Short task ->
Quote the records that follow in full and exactly; leave out the pictures.

Stored entries ->
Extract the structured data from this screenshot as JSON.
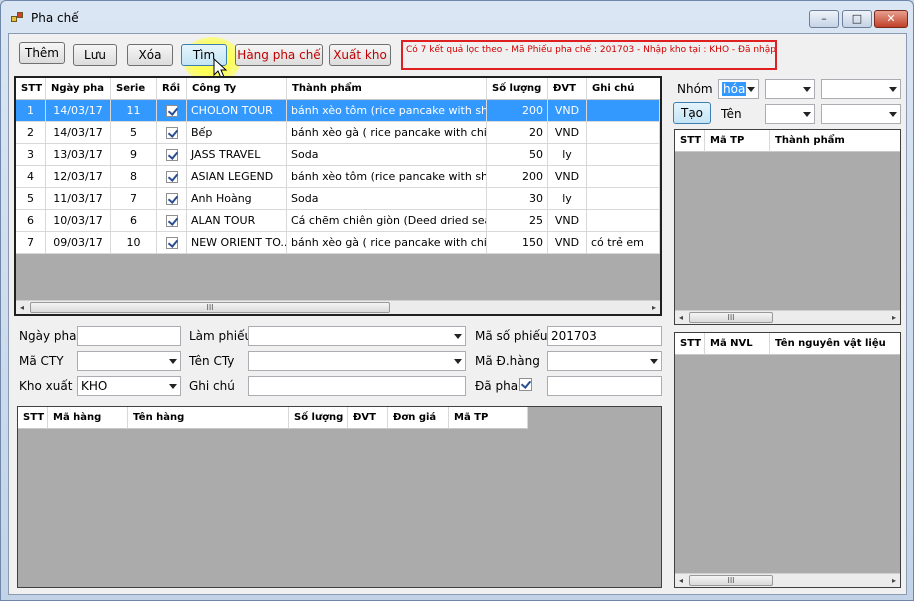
{
  "window": {
    "title": "Pha chế",
    "minimize": "–",
    "maximize": "□",
    "close": "✕"
  },
  "toolbar": {
    "them": "Thêm",
    "luu": "Lưu",
    "xoa": "Xóa",
    "tim": "Tìm",
    "hang_pha_che": "Hàng pha chế",
    "xuat_kho": "Xuất kho",
    "status": "Có 7 kết quả lọc theo  - Mã Phiếu pha chế : 201703 - Nhập kho tại : KHO - Đã nhập kho"
  },
  "main_grid": {
    "columns": [
      "STT",
      "Ngày pha",
      "Serie",
      "Rồi",
      "Công Ty",
      "Thành phẩm",
      "Số lượng",
      "ĐVT",
      "Ghi chú"
    ],
    "rows": [
      {
        "stt": "1",
        "ngay": "14/03/17",
        "serie": "11",
        "congty": "CHOLON TOUR",
        "thanhpham": "bánh xèo tôm (rice pancake with shri...",
        "soluong": "200",
        "dvt": "VND",
        "ghichu": ""
      },
      {
        "stt": "2",
        "ngay": "14/03/17",
        "serie": "5",
        "congty": "Bếp",
        "thanhpham": "bánh xèo gà ( rice pancake with chic...",
        "soluong": "20",
        "dvt": "VND",
        "ghichu": ""
      },
      {
        "stt": "3",
        "ngay": "13/03/17",
        "serie": "9",
        "congty": "JASS TRAVEL",
        "thanhpham": "Soda",
        "soluong": "50",
        "dvt": "ly",
        "ghichu": ""
      },
      {
        "stt": "4",
        "ngay": "12/03/17",
        "serie": "8",
        "congty": "ASIAN LEGEND",
        "thanhpham": "bánh xèo tôm (rice pancake with shri...",
        "soluong": "200",
        "dvt": "VND",
        "ghichu": ""
      },
      {
        "stt": "5",
        "ngay": "11/03/17",
        "serie": "7",
        "congty": "Anh Hoàng",
        "thanhpham": "Soda",
        "soluong": "30",
        "dvt": "ly",
        "ghichu": ""
      },
      {
        "stt": "6",
        "ngay": "10/03/17",
        "serie": "6",
        "congty": "ALAN TOUR",
        "thanhpham": "Cá chẽm chiên giòn (Deed dried seab...",
        "soluong": "25",
        "dvt": "VND",
        "ghichu": ""
      },
      {
        "stt": "7",
        "ngay": "09/03/17",
        "serie": "10",
        "congty": "NEW ORIENT TO...",
        "thanhpham": "bánh xèo gà ( rice pancake with chic...",
        "soluong": "150",
        "dvt": "VND",
        "ghichu": "có trẻ em"
      }
    ]
  },
  "form": {
    "ngay_pha_label": "Ngày pha",
    "ngay_pha": "",
    "lam_phieu_label": "Làm phiếu",
    "lam_phieu": "",
    "ma_so_phieu_label": "Mã số phiếu",
    "ma_so_phieu": "201703",
    "ma_cty_label": "Mã CTY",
    "ma_cty": "",
    "ten_cty_label": "Tên CTy",
    "ten_cty": "",
    "ma_dhang_label": "Mã Đ.hàng",
    "ma_dhang": "",
    "kho_xuat_label": "Kho xuất",
    "kho_xuat": "KHO",
    "ghi_chu_label": "Ghi chú",
    "ghi_chu": "",
    "da_pha_label": "Đã pha",
    "da_pha_extra": ""
  },
  "detail_grid": {
    "columns": [
      "STT",
      "Mã hàng",
      "Tên hàng",
      "Số lượng",
      "ĐVT",
      "Đơn giá",
      "Mã TP"
    ]
  },
  "right_panel": {
    "nhom_label": "Nhóm",
    "nhom_value": "hóa",
    "tao_button": "Tạo",
    "ten_label": "Tên",
    "tp_columns": [
      "STT",
      "Mã TP",
      "Thành phẩm"
    ],
    "nvl_columns": [
      "STT",
      "Mã NVL",
      "Tên nguyên vật liệu"
    ]
  },
  "scroll": {
    "thumb": "III",
    "left": "◂",
    "right": "▸"
  }
}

Output of the task ->
Extract the structured data from this screenshot as JSON.
{
  "window": {
    "title": "Pha chế",
    "minimize": "–",
    "maximize": "□",
    "close": "✕"
  },
  "toolbar": {
    "them": "Thêm",
    "luu": "Lưu",
    "xoa": "Xóa",
    "tim": "Tìm",
    "hang_pha_che": "Hàng pha chế",
    "xuat_kho": "Xuất kho",
    "status": "Có 7 kết quả lọc theo  - Mã Phiếu pha chế : 201703 - Nhập kho tại : KHO - Đã nhập kho"
  },
  "main_grid": {
    "columns": [
      "STT",
      "Ngày pha",
      "Serie",
      "Rồi",
      "Công Ty",
      "Thành phẩm",
      "Số lượng",
      "ĐVT",
      "Ghi chú"
    ],
    "rows": [
      {
        "stt": "1",
        "ngay": "14/03/17",
        "serie": "11",
        "congty": "CHOLON TOUR",
        "thanhpham": "bánh xèo tôm (rice pancake with shri...",
        "soluong": "200",
        "dvt": "VND",
        "ghichu": ""
      },
      {
        "stt": "2",
        "ngay": "14/03/17",
        "serie": "5",
        "congty": "Bếp",
        "thanhpham": "bánh xèo gà ( rice pancake with chic...",
        "soluong": "20",
        "dvt": "VND",
        "ghichu": ""
      },
      {
        "stt": "3",
        "ngay": "13/03/17",
        "serie": "9",
        "congty": "JASS TRAVEL",
        "thanhpham": "Soda",
        "soluong": "50",
        "dvt": "ly",
        "ghichu": ""
      },
      {
        "stt": "4",
        "ngay": "12/03/17",
        "serie": "8",
        "congty": "ASIAN LEGEND",
        "thanhpham": "bánh xèo tôm (rice pancake with shri...",
        "soluong": "200",
        "dvt": "VND",
        "ghichu": ""
      },
      {
        "stt": "5",
        "ngay": "11/03/17",
        "serie": "7",
        "congty": "Anh Hoàng",
        "thanhpham": "Soda",
        "soluong": "30",
        "dvt": "ly",
        "ghichu": ""
      },
      {
        "stt": "6",
        "ngay": "10/03/17",
        "serie": "6",
        "congty": "ALAN TOUR",
        "thanhpham": "Cá chẽm chiên giòn (Deed dried seab...",
        "soluong": "25",
        "dvt": "VND",
        "ghichu": ""
      },
      {
        "stt": "7",
        "ngay": "09/03/17",
        "serie": "10",
        "congty": "NEW ORIENT TO...",
        "thanhpham": "bánh xèo gà ( rice pancake with chic...",
        "soluong": "150",
        "dvt": "VND",
        "ghichu": "có trẻ em"
      }
    ]
  },
  "form": {
    "ngay_pha_label": "Ngày pha",
    "ngay_pha": "",
    "lam_phieu_label": "Làm phiếu",
    "lam_phieu": "",
    "ma_so_phieu_label": "Mã số phiếu",
    "ma_so_phieu": "201703",
    "ma_cty_label": "Mã CTY",
    "ma_cty": "",
    "ten_cty_label": "Tên CTy",
    "ten_cty": "",
    "ma_dhang_label": "Mã Đ.hàng",
    "ma_dhang": "",
    "kho_xuat_label": "Kho xuất",
    "kho_xuat": "KHO",
    "ghi_chu_label": "Ghi chú",
    "ghi_chu": "",
    "da_pha_label": "Đã pha",
    "da_pha_extra": ""
  },
  "detail_grid": {
    "columns": [
      "STT",
      "Mã hàng",
      "Tên hàng",
      "Số lượng",
      "ĐVT",
      "Đơn giá",
      "Mã TP"
    ]
  },
  "right_panel": {
    "nhom_label": "Nhóm",
    "nhom_value": "hóa",
    "tao_button": "Tạo",
    "ten_label": "Tên",
    "tp_columns": [
      "STT",
      "Mã TP",
      "Thành phẩm"
    ],
    "nvl_columns": [
      "STT",
      "Mã NVL",
      "Tên nguyên vật liệu"
    ]
  },
  "scroll": {
    "thumb": "III",
    "left": "◂",
    "right": "▸"
  }
}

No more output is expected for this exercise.